### [Requirements]
Copy every record below exactly as written, but leave out the pictures.

### [Records to process]
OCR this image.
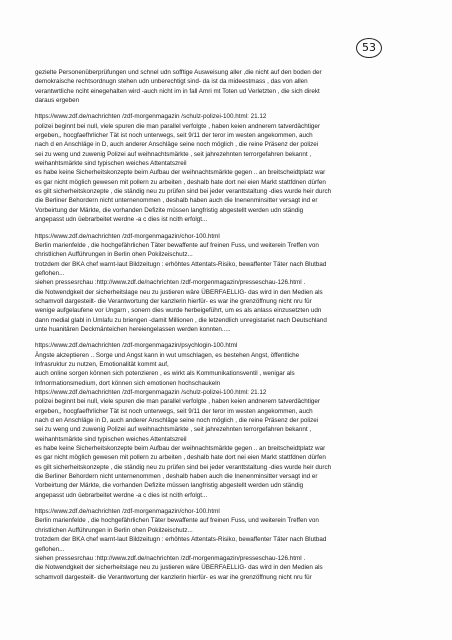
53
gezielte Personenüberprüfungen und schnel udn sofftige Ausweisung aller ,die nicht auf den boden der
demokraische rechtsordnugn stehen udn unberechtigt sind- da ist da mideestmass , das von allen
verantwrtliche nciht einegehalten wird -auch nicht im in fall Amri mt Toten ud Verletzten , die sich direkt
daraus ergeben
https://www.zdf.de/nachrichten /zdf-morgenmagazin /schulz-polizei-100.html: 21.12
polizei beginnt bei null, viele spuren die man parallel verfolgte , haben keien andnerern tatverdächtiger
ergeben,, hocgfaefhrlicher Tät ist noch unterwegs, seit 9/11 der teror im westen angekommen, auch
nach d en Anschläge in D, auch anderer Anschläge seine noch möglich , die reine Präsenz der polizei
sei zu weng und zuwenig Polizei auf weihnachtsmärkte , seit jahrezehnten terrorgefahren bekannt ,
weihanhtsmärkte sind typischen weiches Attentatszreil
es habe keine Sicherheitskonzepte beim Aufbau der weihnachtsmärkte gegen .. an breitscheidtplatz war
es gar nicht möglich gewesen mit pollern zu arbeiten , deshalb hate dort nei eien Markt stattfdnen dürfen
es gilt sicherheitskonzepte , die ständig neu zu prüfen sind bei jeder veranttstaltung -dies wurde heir durch
die Berliner Behordern nicht unternenommen , deshalb haben auch die Inenenminsitter versagt ind er
Vorbeirtung der Märkte, die vorhanden Defizite müssen langfristig abgestellt werden udn ständig
angepasst udn üebrarbeitet werdne -a c dies ist ncith erfolgt...
https://www.zdf.de/nachrichten /zdf-morgenmagazin/chor-100.html
Berlin marienfelde , die hochgefährlichen Täter bewaffente auf freinen Fuss, und weiterein Treffen von
christlichen Aufführungen in Berlin ohen Pokilzeischutz...
trotzdem der BKA chef warnt-laut Bildzeitugn : erhöhtes Attentats-Risiko, bewaffenter Täter nach Blutbad
geflohen...
siehen pressesrchau :http://www.zdf.de/nachrichten /zdf-morgenmagazin/presseschau-126.html .
die Notwendgkeit der sicherheitslage neu zu justieren wäre ÜBERFAELLIG- das wird in den Medien als
schamvoll dargesteilt- die Verantwortung der kanzlerin hierfür- es war ihe grenzöffnung nicht nru für
wenige aufgelaufene vor Ungarn , sonern dies wurde herbeigeführt, um es als anlass einzusetzten udn
dann medial glabl in Umlafu zu briengen -damit Millionen , die letzendlich unregistariet nach Deutschland
unte huanitären Deckmänteichen hereiengelassen werden konnten.....
https://www.zdf.de/nachrichten /zdf-morgenmagazin/psychlogin-100.html
Ängste akzeptieren .. Sorge und Angst kann in wut umschlagen, es bestehen Angst, öffentliche
Infrasruktur zu nutzen, Emotionalität kommt auf,
auch online sorgen können sich potenzieren , es wirkt als Kommunikationsventil , wenigar als
Infnormationsmedium, dort können sich emotionen hochschaukeln
https://www.zdf.de/nachrichten /zdf-morgenmagazin /schulz-polizei-100.html: 21.12
polizei beginnt bei null, viele spuren die man parallel verfolgte , haben keien andnerern tatverdächtiger
ergeben,, hocgfaefhrlicher Tät ist noch unterwegs, seit 9/11 der teror im westen angekommen, auch
nach d en Anschläge in D, auch anderer Anschläge seine noch möglich , die reine Präsenz der polizei
sei zu weng und zuwenig Polizei auf weihnachtsmärkte , seit jahrezehnten terrorgefahren bekannt ,
weihanhtsmärkte sind typischen weiches Attentatszreil
es habe keine Sicherheitskonzepte beim Aufbau der weihnachtsmärkte gegen .. an breitscheidtplatz war
es gar nicht möglich gewesen mit pollern zu arbeiten , deshalb hate dort nei eien Markt stattfdnen dürfen
es gilt sicherheitskonzepte , die ständig neu zu prüfen sind bei jeder veranttstaltung -dies wurde heir durch
die Berliner Behordern nicht unternenommen , deshalb haben auch die Inenenminsitter versagt ind er
Vorbeirtung der Märkte, die vorhanden Defizite müssen langfristig abgestellt werden udn ständig
angepasst udn üebrarbeitet werdne -a c dies ist ncith erfolgt...
https://www.zdf.de/nachrichten /zdf-morgenmagazin/chor-100.html
Berlin marienfelde , die hochgefährlichen Täter bewaffente auf freinen Fuss, und weiterein Treffen von
christlichen Aufführungen in Berlin ohen Pokilzeischutz...
trotzdem der BKA chef warnt-laut Bildzeitugn : erhöhtes Attentats-Risiko, bewaffenter Täter nach Blutbad
geflohen...
siehen pressesrchau :http://www.zdf.de/nachrichten /zdf-morgenmagazin/presseschau-126.html .
die Notwendgkeit der sicherheitslage neu zu justieren wäre ÜBERFAELLIG- das wird in den Medien als
schamvoll dargesteilt- die Verantwortung der kanzlerin hierfür- es war ihe grenzöffnung nicht nru für
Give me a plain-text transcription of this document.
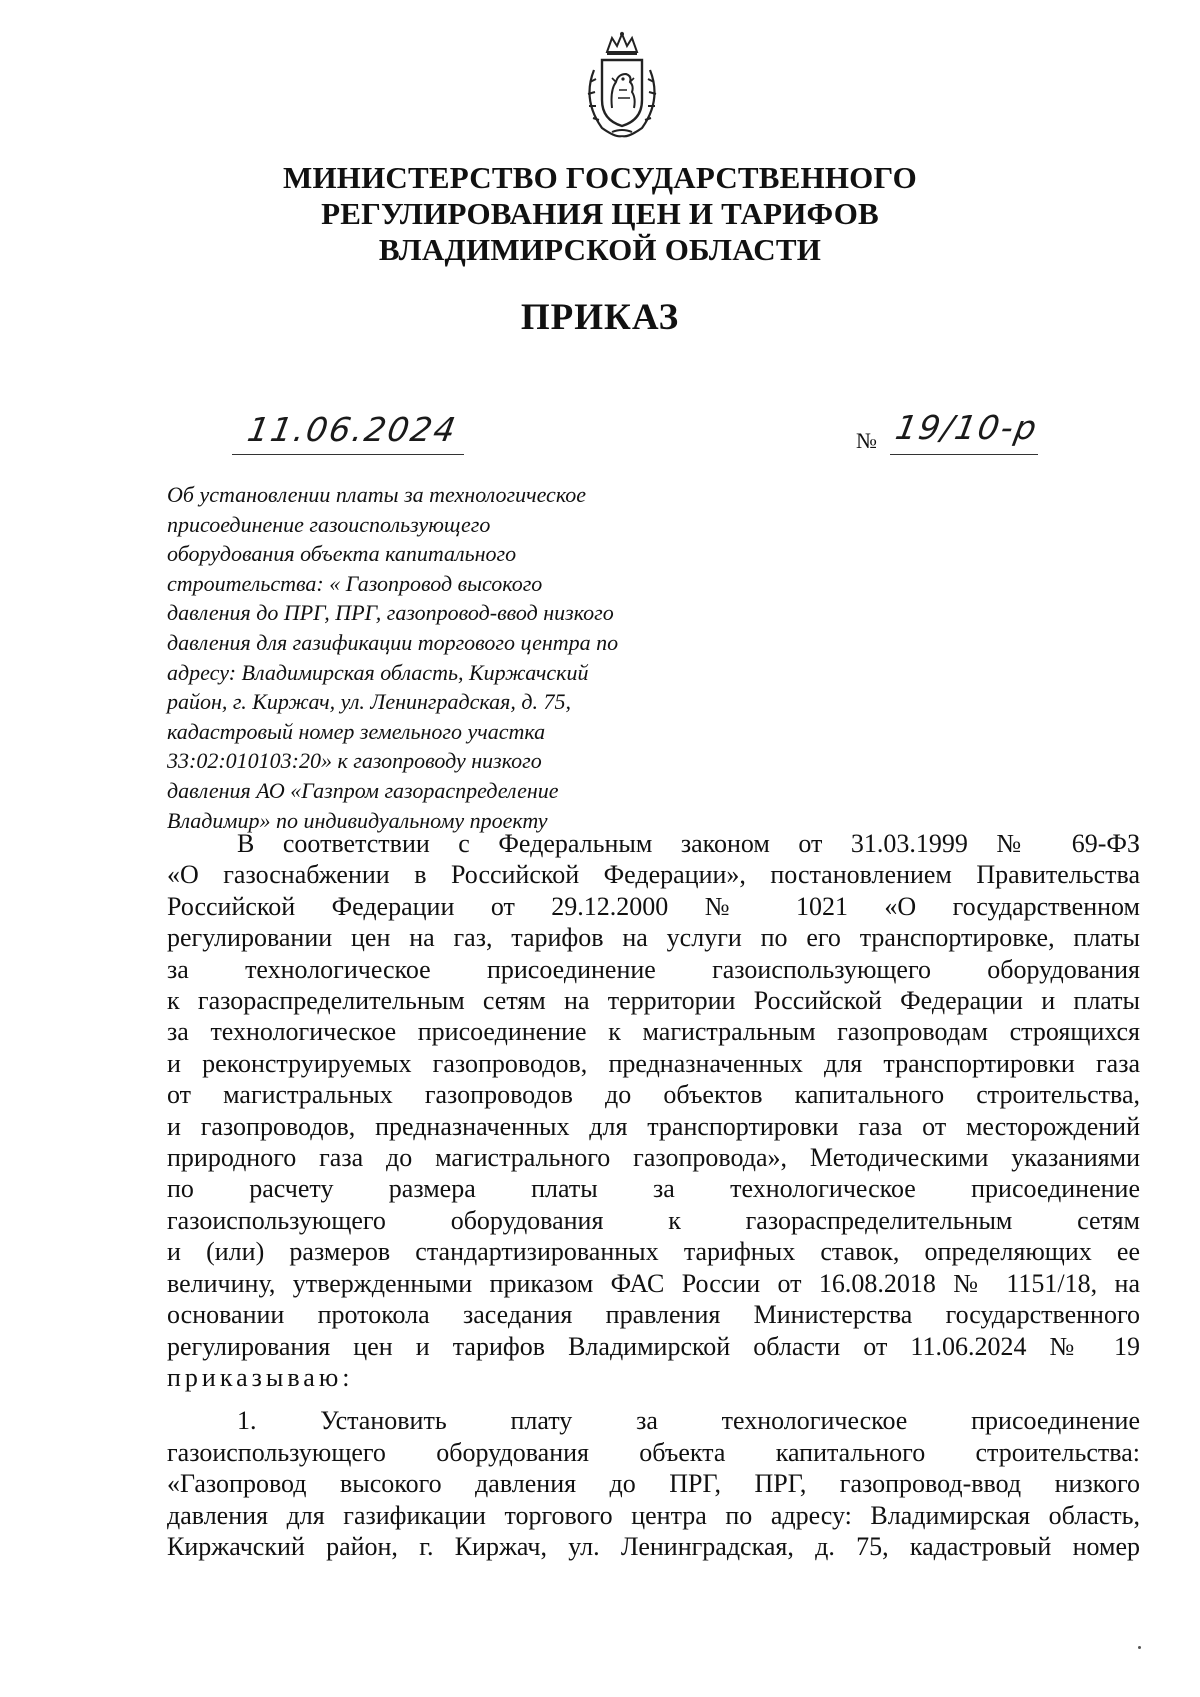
МИНИСТЕРСТВО ГОСУДАРСТВЕННОГО
РЕГУЛИРОВАНИЯ ЦЕН И ТАРИФОВ
ВЛАДИМИРСКОЙ ОБЛАСТИ
ПРИКАЗ
11.06.2024	№ 19/10-р
Об установлении платы за технологическое
присоединение газоиспользующего
оборудования объекта капитального
строительства: « Газопровод высокого
давления до ПРГ, ПРГ, газопровод-ввод низкого
давления для газификации торгового центра по
адресу: Владимирская область, Киржачский
район, г. Киржач, ул. Ленинградская, д. 75,
кадастровый номер земельного участка
33:02:010103:20» к газопроводу низкого
давления АО «Газпром газораспределение
Владимир» по индивидуальному проекту
В соответствии с Федеральным законом от 31.03.1999 № 69-ФЗ
«О газоснабжении в Российской Федерации», постановлением Правительства
Российской Федерации от 29.12.2000 № 1021 «О государственном
регулировании цен на газ, тарифов на услуги по его транспортировке, платы
за технологическое присоединение газоиспользующего оборудования
к газораспределительным сетям на территории Российской Федерации и платы
за технологическое присоединение к магистральным газопроводам строящихся
и реконструируемых газопроводов, предназначенных для транспортировки газа
от магистральных газопроводов до объектов капитального строительства,
и газопроводов, предназначенных для транспортировки газа от месторождений
природного газа до магистрального газопровода», Методическими указаниями
по расчету размера платы за технологическое присоединение
газоиспользующего оборудования к газораспределительным сетям
и (или) размеров стандартизированных тарифных ставок, определяющих ее
величину, утвержденными приказом ФАС России от 16.08.2018 № 1151/18, на
основании протокола заседания правления Министерства государственного
регулирования цен и тарифов Владимирской области от 11.06.2024 № 19
приказываю:
1. Установить плату за технологическое присоединение
газоиспользующего оборудования объекта капитального строительства:
«Газопровод высокого давления до ПРГ, ПРГ, газопровод-ввод низкого
давления для газификации торгового центра по адресу: Владимирская область,
Киржачский район, г. Киржач, ул. Ленинградская, д. 75, кадастровый номер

### [Expected answer]
OCR this image.
53
gezielte Personenüberprüfungen und schnel udn sofftige Ausweisung aller ,die nicht auf den boden der
demokraische rechtsordnugn stehen udn unberechtigt sind- da ist da mideestmass , das von allen
verantwrtliche nciht einegehalten wird -auch nicht im in fall Amri mt Toten ud Verletzten , die sich direkt
daraus ergeben
https://www.zdf.de/nachrichten /zdf-morgenmagazin /schulz-polizei-100.html: 21.12
polizei beginnt bei null, viele spuren die man parallel verfolgte , haben keien andnerern tatverdächtiger
ergeben,, hocgfaefhrlicher Tät ist noch unterwegs, seit 9/11 der teror im westen angekommen, auch
nach d en Anschläge in D, auch anderer Anschläge seine noch möglich , die reine Präsenz der polizei
sei zu weng und zuwenig Polizei auf weihnachtsmärkte , seit jahrezehnten terrorgefahren bekannt ,
weihanhtsmärkte sind typischen weiches Attentatszreil
es habe keine Sicherheitskonzepte beim Aufbau der weihnachtsmärkte gegen .. an breitscheidtplatz war
es gar nicht möglich gewesen mit pollern zu arbeiten , deshalb hate dort nei eien Markt stattfdnen dürfen
es gilt sicherheitskonzepte , die ständig neu zu prüfen sind bei jeder veranttstaltung -dies wurde heir durch
die Berliner Behordern nicht unternenommen , deshalb haben auch die Inenenminsitter versagt ind er
Vorbeirtung der Märkte, die vorhanden Defizite müssen langfristig abgestellt werden udn ständig
angepasst udn üebrarbeitet werdne -a c dies ist ncith erfolgt...
https://www.zdf.de/nachrichten /zdf-morgenmagazin/chor-100.html
Berlin marienfelde , die hochgefährlichen Täter bewaffente auf freinen Fuss, und weiterein Treffen von
christlichen Aufführungen in Berlin ohen Pokilzeischutz...
trotzdem der BKA chef warnt-laut Bildzeitugn : erhöhtes Attentats-Risiko, bewaffenter Täter nach Blutbad
geflohen...
siehen pressesrchau :http://www.zdf.de/nachrichten /zdf-morgenmagazin/presseschau-126.html .
die Notwendgkeit der sicherheitslage neu zu justieren wäre ÜBERFAELLIG- das wird in den Medien als
schamvoll dargesteilt- die Verantwortung der kanzlerin hierfür- es war ihe grenzöffnung nicht nru für
wenige aufgelaufene vor Ungarn , sonern dies wurde herbeigeführt, um es als anlass einzusetzten udn
dann medial glabl in Umlafu zu briengen -damit Millionen , die letzendlich unregistariet nach Deutschland
unte huanitären Deckmänteichen hereiengelassen werden konnten.....
https://www.zdf.de/nachrichten /zdf-morgenmagazin/psychlogin-100.html
Ängste akzeptieren .. Sorge und Angst kann in wut umschlagen, es bestehen Angst, öffentliche
Infrasruktur zu nutzen, Emotionalität kommt auf,
auch online sorgen können sich potenzieren , es wirkt als Kommunikationsventil , wenigar als
Infnormationsmedium, dort können sich emotionen hochschaukeln
https://www.zdf.de/nachrichten /zdf-morgenmagazin /schulz-polizei-100.html: 21.12
polizei beginnt bei null, viele spuren die man parallel verfolgte , haben keien andnerern tatverdächtiger
ergeben,, hocgfaefhrlicher Tät ist noch unterwegs, seit 9/11 der teror im westen angekommen, auch
nach d en Anschläge in D, auch anderer Anschläge seine noch möglich , die reine Präsenz der polizei
sei zu weng und zuwenig Polizei auf weihnachtsmärkte , seit jahrezehnten terrorgefahren bekannt ,
weihanhtsmärkte sind typischen weiches Attentatszreil
es habe keine Sicherheitskonzepte beim Aufbau der weihnachtsmärkte gegen .. an breitscheidtplatz war
es gar nicht möglich gewesen mit pollern zu arbeiten , deshalb hate dort nei eien Markt stattfdnen dürfen
es gilt sicherheitskonzepte , die ständig neu zu prüfen sind bei jeder veranttstaltung -dies wurde heir durch
die Berliner Behordern nicht unternenommen , deshalb haben auch die Inenenminsitter versagt ind er
Vorbeirtung der Märkte, die vorhanden Defizite müssen langfristig abgestellt werden udn ständig
angepasst udn üebrarbeitet werdne -a c dies ist ncith erfolgt...
https://www.zdf.de/nachrichten /zdf-morgenmagazin/chor-100.html
Berlin marienfelde , die hochgefährlichen Täter bewaffente auf freinen Fuss, und weiterein Treffen von
christlichen Aufführungen in Berlin ohen Pokilzeischutz...
trotzdem der BKA chef warnt-laut Bildzeitugn : erhöhtes Attentats-Risiko, bewaffenter Täter nach Blutbad
geflohen...
siehen pressesrchau :http://www.zdf.de/nachrichten /zdf-morgenmagazin/presseschau-126.html .
die Notwendgkeit der sicherheitslage neu zu justieren wäre ÜBERFAELLIG- das wird in den Medien als
schamvoll dargesteilt- die Verantwortung der kanzlerin hierfür- es war ihe grenzöffnung nicht nru für
Give me a plain-text transcription of this document.
МИНИСТЕРСТВО ГОСУДАРСТВЕННОГО
РЕГУЛИРОВАНИЯ ЦЕН И ТАРИФОВ
ВЛАДИМИРСКОЙ ОБЛАСТИ
ПРИКАЗ
11.06.2024	№ 19/10-р
Об установлении платы за технологическое
присоединение газоиспользующего
оборудования объекта капитального
строительства: « Газопровод высокого
давления до ПРГ, ПРГ, газопровод-ввод низкого
давления для газификации торгового центра по
адресу: Владимирская область, Киржачский
район, г. Киржач, ул. Ленинградская, д. 75,
кадастровый номер земельного участка
33:02:010103:20» к газопроводу низкого
давления АО «Газпром газораспределение
Владимир» по индивидуальному проекту
В соответствии с Федеральным законом от 31.03.1999 № 69-ФЗ
«О газоснабжении в Российской Федерации», постановлением Правительства
Российской Федерации от 29.12.2000 № 1021 «О государственном
регулировании цен на газ, тарифов на услуги по его транспортировке, платы
за технологическое присоединение газоиспользующего оборудования
к газораспределительным сетям на территории Российской Федерации и платы
за технологическое присоединение к магистральным газопроводам строящихся
и реконструируемых газопроводов, предназначенных для транспортировки газа
от магистральных газопроводов до объектов капитального строительства,
и газопроводов, предназначенных для транспортировки газа от месторождений
природного газа до магистрального газопровода», Методическими указаниями
по расчету размера платы за технологическое присоединение
газоиспользующего оборудования к газораспределительным сетям
и (или) размеров стандартизированных тарифных ставок, определяющих ее
величину, утвержденными приказом ФАС России от 16.08.2018 № 1151/18, на
основании протокола заседания правления Министерства государственного
регулирования цен и тарифов Владимирской области от 11.06.2024 № 19
приказываю:
1. Установить плату за технологическое присоединение
газоиспользующего оборудования объекта капитального строительства:
«Газопровод высокого давления до ПРГ, ПРГ, газопровод-ввод низкого
давления для газификации торгового центра по адресу: Владимирская область,
Киржачский район, г. Киржач, ул. Ленинградская, д. 75, кадастровый номер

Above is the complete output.